Quote every line as given.

━━━━━ Stored rows

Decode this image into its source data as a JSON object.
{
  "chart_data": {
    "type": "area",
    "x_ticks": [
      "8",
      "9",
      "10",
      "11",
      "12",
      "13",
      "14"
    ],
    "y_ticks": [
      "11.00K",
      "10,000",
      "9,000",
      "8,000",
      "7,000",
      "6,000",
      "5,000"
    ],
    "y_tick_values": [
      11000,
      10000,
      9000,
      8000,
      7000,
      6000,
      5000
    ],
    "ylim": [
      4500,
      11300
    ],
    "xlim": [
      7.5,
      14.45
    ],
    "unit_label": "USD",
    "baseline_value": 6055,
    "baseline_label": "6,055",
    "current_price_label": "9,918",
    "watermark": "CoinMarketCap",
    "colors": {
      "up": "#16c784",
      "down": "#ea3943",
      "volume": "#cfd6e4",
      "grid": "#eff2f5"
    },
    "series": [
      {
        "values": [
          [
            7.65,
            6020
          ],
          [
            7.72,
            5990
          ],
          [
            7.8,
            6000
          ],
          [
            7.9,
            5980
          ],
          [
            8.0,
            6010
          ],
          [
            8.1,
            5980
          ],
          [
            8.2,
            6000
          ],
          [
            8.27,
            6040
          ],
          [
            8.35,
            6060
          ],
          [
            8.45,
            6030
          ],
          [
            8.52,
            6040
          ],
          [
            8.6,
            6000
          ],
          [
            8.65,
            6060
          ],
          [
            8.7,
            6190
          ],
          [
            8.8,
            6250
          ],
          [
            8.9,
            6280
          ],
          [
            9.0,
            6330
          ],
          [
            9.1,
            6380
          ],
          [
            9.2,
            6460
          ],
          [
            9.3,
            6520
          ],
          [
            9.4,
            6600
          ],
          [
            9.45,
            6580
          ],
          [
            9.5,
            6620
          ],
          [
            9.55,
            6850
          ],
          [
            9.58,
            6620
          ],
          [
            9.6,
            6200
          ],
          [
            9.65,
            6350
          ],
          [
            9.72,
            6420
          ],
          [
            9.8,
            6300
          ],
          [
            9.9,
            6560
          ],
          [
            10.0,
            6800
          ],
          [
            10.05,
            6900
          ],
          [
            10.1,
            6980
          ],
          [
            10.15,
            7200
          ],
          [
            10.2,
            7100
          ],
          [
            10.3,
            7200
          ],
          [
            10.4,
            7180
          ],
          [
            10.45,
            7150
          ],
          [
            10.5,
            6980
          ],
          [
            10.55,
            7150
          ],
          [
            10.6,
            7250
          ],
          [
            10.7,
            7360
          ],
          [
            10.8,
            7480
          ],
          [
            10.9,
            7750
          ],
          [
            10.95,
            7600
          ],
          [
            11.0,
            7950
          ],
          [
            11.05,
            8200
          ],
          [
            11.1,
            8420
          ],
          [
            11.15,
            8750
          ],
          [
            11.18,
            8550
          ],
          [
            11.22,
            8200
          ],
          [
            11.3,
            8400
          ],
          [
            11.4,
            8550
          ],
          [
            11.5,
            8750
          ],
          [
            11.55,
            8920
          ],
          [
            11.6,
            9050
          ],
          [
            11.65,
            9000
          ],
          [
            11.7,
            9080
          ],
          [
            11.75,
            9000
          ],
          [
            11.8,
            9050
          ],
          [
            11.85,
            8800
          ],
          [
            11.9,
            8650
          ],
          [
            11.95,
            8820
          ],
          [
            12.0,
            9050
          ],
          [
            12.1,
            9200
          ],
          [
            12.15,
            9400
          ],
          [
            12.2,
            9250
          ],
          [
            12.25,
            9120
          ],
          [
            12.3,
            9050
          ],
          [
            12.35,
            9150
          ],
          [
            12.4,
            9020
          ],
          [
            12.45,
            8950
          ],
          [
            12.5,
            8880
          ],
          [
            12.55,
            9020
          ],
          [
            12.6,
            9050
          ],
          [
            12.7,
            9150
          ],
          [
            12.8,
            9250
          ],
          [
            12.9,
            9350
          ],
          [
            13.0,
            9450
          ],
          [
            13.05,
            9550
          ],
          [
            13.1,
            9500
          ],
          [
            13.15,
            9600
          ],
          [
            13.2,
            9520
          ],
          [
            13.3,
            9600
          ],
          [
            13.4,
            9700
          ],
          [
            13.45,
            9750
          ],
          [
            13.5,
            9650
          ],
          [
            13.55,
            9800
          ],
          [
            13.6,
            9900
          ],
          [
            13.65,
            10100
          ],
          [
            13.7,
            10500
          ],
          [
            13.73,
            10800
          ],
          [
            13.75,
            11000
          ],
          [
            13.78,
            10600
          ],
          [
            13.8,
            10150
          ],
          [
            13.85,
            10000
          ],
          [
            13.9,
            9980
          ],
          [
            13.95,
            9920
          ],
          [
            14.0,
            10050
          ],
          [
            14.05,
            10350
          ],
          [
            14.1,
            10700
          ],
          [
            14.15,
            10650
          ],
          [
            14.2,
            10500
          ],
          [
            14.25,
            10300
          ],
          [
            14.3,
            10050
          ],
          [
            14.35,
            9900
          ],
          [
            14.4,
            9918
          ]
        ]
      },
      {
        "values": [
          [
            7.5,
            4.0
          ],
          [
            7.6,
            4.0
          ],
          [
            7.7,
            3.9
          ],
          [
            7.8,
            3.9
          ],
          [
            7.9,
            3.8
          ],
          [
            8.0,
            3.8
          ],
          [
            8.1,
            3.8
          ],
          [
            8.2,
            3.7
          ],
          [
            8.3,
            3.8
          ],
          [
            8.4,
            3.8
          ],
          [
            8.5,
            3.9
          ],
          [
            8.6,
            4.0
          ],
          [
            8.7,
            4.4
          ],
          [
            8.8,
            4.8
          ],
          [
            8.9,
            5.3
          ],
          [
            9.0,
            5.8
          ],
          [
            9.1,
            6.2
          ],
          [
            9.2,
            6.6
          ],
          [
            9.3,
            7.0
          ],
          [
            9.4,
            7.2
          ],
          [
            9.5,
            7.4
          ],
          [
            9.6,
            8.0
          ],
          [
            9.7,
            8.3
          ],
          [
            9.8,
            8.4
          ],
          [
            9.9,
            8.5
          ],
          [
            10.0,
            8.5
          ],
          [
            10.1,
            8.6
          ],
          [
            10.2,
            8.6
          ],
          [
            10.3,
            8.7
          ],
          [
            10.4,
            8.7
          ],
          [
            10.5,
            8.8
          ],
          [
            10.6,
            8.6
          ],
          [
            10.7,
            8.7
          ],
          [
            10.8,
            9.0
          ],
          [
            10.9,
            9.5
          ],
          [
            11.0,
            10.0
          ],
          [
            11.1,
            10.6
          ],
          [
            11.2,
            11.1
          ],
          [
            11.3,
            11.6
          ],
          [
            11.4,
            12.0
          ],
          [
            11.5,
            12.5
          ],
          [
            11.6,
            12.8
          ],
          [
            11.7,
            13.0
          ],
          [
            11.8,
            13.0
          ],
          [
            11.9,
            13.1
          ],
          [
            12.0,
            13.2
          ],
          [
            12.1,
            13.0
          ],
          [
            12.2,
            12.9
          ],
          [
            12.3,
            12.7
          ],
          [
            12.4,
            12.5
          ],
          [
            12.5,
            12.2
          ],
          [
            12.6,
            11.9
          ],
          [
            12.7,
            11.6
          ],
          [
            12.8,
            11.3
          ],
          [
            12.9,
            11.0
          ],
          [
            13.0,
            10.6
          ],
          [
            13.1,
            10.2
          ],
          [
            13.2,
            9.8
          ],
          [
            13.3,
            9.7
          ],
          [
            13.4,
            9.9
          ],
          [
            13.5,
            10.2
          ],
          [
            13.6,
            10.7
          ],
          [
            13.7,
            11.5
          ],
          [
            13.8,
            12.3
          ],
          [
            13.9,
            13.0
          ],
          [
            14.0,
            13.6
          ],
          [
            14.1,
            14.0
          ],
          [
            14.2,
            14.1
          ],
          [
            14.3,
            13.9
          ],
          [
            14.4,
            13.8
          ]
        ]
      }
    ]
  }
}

━━━━━━━━━━

Complete answer =
Decode this image into its source data as a JSON object.
{
  "chart_data": {
    "type": "area",
    "x_ticks": [
      "8",
      "9",
      "10",
      "11",
      "12",
      "13",
      "14"
    ],
    "y_ticks": [
      "11.00K",
      "10,000",
      "9,000",
      "8,000",
      "7,000",
      "6,000",
      "5,000"
    ],
    "y_tick_values": [
      11000,
      10000,
      9000,
      8000,
      7000,
      6000,
      5000
    ],
    "ylim": [
      4500,
      11300
    ],
    "xlim": [
      7.5,
      14.45
    ],
    "unit_label": "USD",
    "baseline_value": 6055,
    "baseline_label": "6,055",
    "current_price_label": "9,918",
    "watermark": "CoinMarketCap",
    "colors": {
      "up": "#16c784",
      "down": "#ea3943",
      "volume": "#cfd6e4",
      "grid": "#eff2f5"
    },
    "series": [
      {
        "values": [
          [
            7.65,
            6020
          ],
          [
            7.72,
            5990
          ],
          [
            7.8,
            6000
          ],
          [
            7.9,
            5980
          ],
          [
            8.0,
            6010
          ],
          [
            8.1,
            5980
          ],
          [
            8.2,
            6000
          ],
          [
            8.27,
            6040
          ],
          [
            8.35,
            6060
          ],
          [
            8.45,
            6030
          ],
          [
            8.52,
            6040
          ],
          [
            8.6,
            6000
          ],
          [
            8.65,
            6060
          ],
          [
            8.7,
            6190
          ],
          [
            8.8,
            6250
          ],
          [
            8.9,
            6280
          ],
          [
            9.0,
            6330
          ],
          [
            9.1,
            6380
          ],
          [
            9.2,
            6460
          ],
          [
            9.3,
            6520
          ],
          [
            9.4,
            6600
          ],
          [
            9.45,
            6580
          ],
          [
            9.5,
            6620
          ],
          [
            9.55,
            6850
          ],
          [
            9.58,
            6620
          ],
          [
            9.6,
            6200
          ],
          [
            9.65,
            6350
          ],
          [
            9.72,
            6420
          ],
          [
            9.8,
            6300
          ],
          [
            9.9,
            6560
          ],
          [
            10.0,
            6800
          ],
          [
            10.05,
            6900
          ],
          [
            10.1,
            6980
          ],
          [
            10.15,
            7200
          ],
          [
            10.2,
            7100
          ],
          [
            10.3,
            7200
          ],
          [
            10.4,
            7180
          ],
          [
            10.45,
            7150
          ],
          [
            10.5,
            6980
          ],
          [
            10.55,
            7150
          ],
          [
            10.6,
            7250
          ],
          [
            10.7,
            7360
          ],
          [
            10.8,
            7480
          ],
          [
            10.9,
            7750
          ],
          [
            10.95,
            7600
          ],
          [
            11.0,
            7950
          ],
          [
            11.05,
            8200
          ],
          [
            11.1,
            8420
          ],
          [
            11.15,
            8750
          ],
          [
            11.18,
            8550
          ],
          [
            11.22,
            8200
          ],
          [
            11.3,
            8400
          ],
          [
            11.4,
            8550
          ],
          [
            11.5,
            8750
          ],
          [
            11.55,
            8920
          ],
          [
            11.6,
            9050
          ],
          [
            11.65,
            9000
          ],
          [
            11.7,
            9080
          ],
          [
            11.75,
            9000
          ],
          [
            11.8,
            9050
          ],
          [
            11.85,
            8800
          ],
          [
            11.9,
            8650
          ],
          [
            11.95,
            8820
          ],
          [
            12.0,
            9050
          ],
          [
            12.1,
            9200
          ],
          [
            12.15,
            9400
          ],
          [
            12.2,
            9250
          ],
          [
            12.25,
            9120
          ],
          [
            12.3,
            9050
          ],
          [
            12.35,
            9150
          ],
          [
            12.4,
            9020
          ],
          [
            12.45,
            8950
          ],
          [
            12.5,
            8880
          ],
          [
            12.55,
            9020
          ],
          [
            12.6,
            9050
          ],
          [
            12.7,
            9150
          ],
          [
            12.8,
            9250
          ],
          [
            12.9,
            9350
          ],
          [
            13.0,
            9450
          ],
          [
            13.05,
            9550
          ],
          [
            13.1,
            9500
          ],
          [
            13.15,
            9600
          ],
          [
            13.2,
            9520
          ],
          [
            13.3,
            9600
          ],
          [
            13.4,
            9700
          ],
          [
            13.45,
            9750
          ],
          [
            13.5,
            9650
          ],
          [
            13.55,
            9800
          ],
          [
            13.6,
            9900
          ],
          [
            13.65,
            10100
          ],
          [
            13.7,
            10500
          ],
          [
            13.73,
            10800
          ],
          [
            13.75,
            11000
          ],
          [
            13.78,
            10600
          ],
          [
            13.8,
            10150
          ],
          [
            13.85,
            10000
          ],
          [
            13.9,
            9980
          ],
          [
            13.95,
            9920
          ],
          [
            14.0,
            10050
          ],
          [
            14.05,
            10350
          ],
          [
            14.1,
            10700
          ],
          [
            14.15,
            10650
          ],
          [
            14.2,
            10500
          ],
          [
            14.25,
            10300
          ],
          [
            14.3,
            10050
          ],
          [
            14.35,
            9900
          ],
          [
            14.4,
            9918
          ]
        ]
      },
      {
        "values": [
          [
            7.5,
            4.0
          ],
          [
            7.6,
            4.0
          ],
          [
            7.7,
            3.9
          ],
          [
            7.8,
            3.9
          ],
          [
            7.9,
            3.8
          ],
          [
            8.0,
            3.8
          ],
          [
            8.1,
            3.8
          ],
          [
            8.2,
            3.7
          ],
          [
            8.3,
            3.8
          ],
          [
            8.4,
            3.8
          ],
          [
            8.5,
            3.9
          ],
          [
            8.6,
            4.0
          ],
          [
            8.7,
            4.4
          ],
          [
            8.8,
            4.8
          ],
          [
            8.9,
            5.3
          ],
          [
            9.0,
            5.8
          ],
          [
            9.1,
            6.2
          ],
          [
            9.2,
            6.6
          ],
          [
            9.3,
            7.0
          ],
          [
            9.4,
            7.2
          ],
          [
            9.5,
            7.4
          ],
          [
            9.6,
            8.0
          ],
          [
            9.7,
            8.3
          ],
          [
            9.8,
            8.4
          ],
          [
            9.9,
            8.5
          ],
          [
            10.0,
            8.5
          ],
          [
            10.1,
            8.6
          ],
          [
            10.2,
            8.6
          ],
          [
            10.3,
            8.7
          ],
          [
            10.4,
            8.7
          ],
          [
            10.5,
            8.8
          ],
          [
            10.6,
            8.6
          ],
          [
            10.7,
            8.7
          ],
          [
            10.8,
            9.0
          ],
          [
            10.9,
            9.5
          ],
          [
            11.0,
            10.0
          ],
          [
            11.1,
            10.6
          ],
          [
            11.2,
            11.1
          ],
          [
            11.3,
            11.6
          ],
          [
            11.4,
            12.0
          ],
          [
            11.5,
            12.5
          ],
          [
            11.6,
            12.8
          ],
          [
            11.7,
            13.0
          ],
          [
            11.8,
            13.0
          ],
          [
            11.9,
            13.1
          ],
          [
            12.0,
            13.2
          ],
          [
            12.1,
            13.0
          ],
          [
            12.2,
            12.9
          ],
          [
            12.3,
            12.7
          ],
          [
            12.4,
            12.5
          ],
          [
            12.5,
            12.2
          ],
          [
            12.6,
            11.9
          ],
          [
            12.7,
            11.6
          ],
          [
            12.8,
            11.3
          ],
          [
            12.9,
            11.0
          ],
          [
            13.0,
            10.6
          ],
          [
            13.1,
            10.2
          ],
          [
            13.2,
            9.8
          ],
          [
            13.3,
            9.7
          ],
          [
            13.4,
            9.9
          ],
          [
            13.5,
            10.2
          ],
          [
            13.6,
            10.7
          ],
          [
            13.7,
            11.5
          ],
          [
            13.8,
            12.3
          ],
          [
            13.9,
            13.0
          ],
          [
            14.0,
            13.6
          ],
          [
            14.1,
            14.0
          ],
          [
            14.2,
            14.1
          ],
          [
            14.3,
            13.9
          ],
          [
            14.4,
            13.8
          ]
        ]
      }
    ]
  }
}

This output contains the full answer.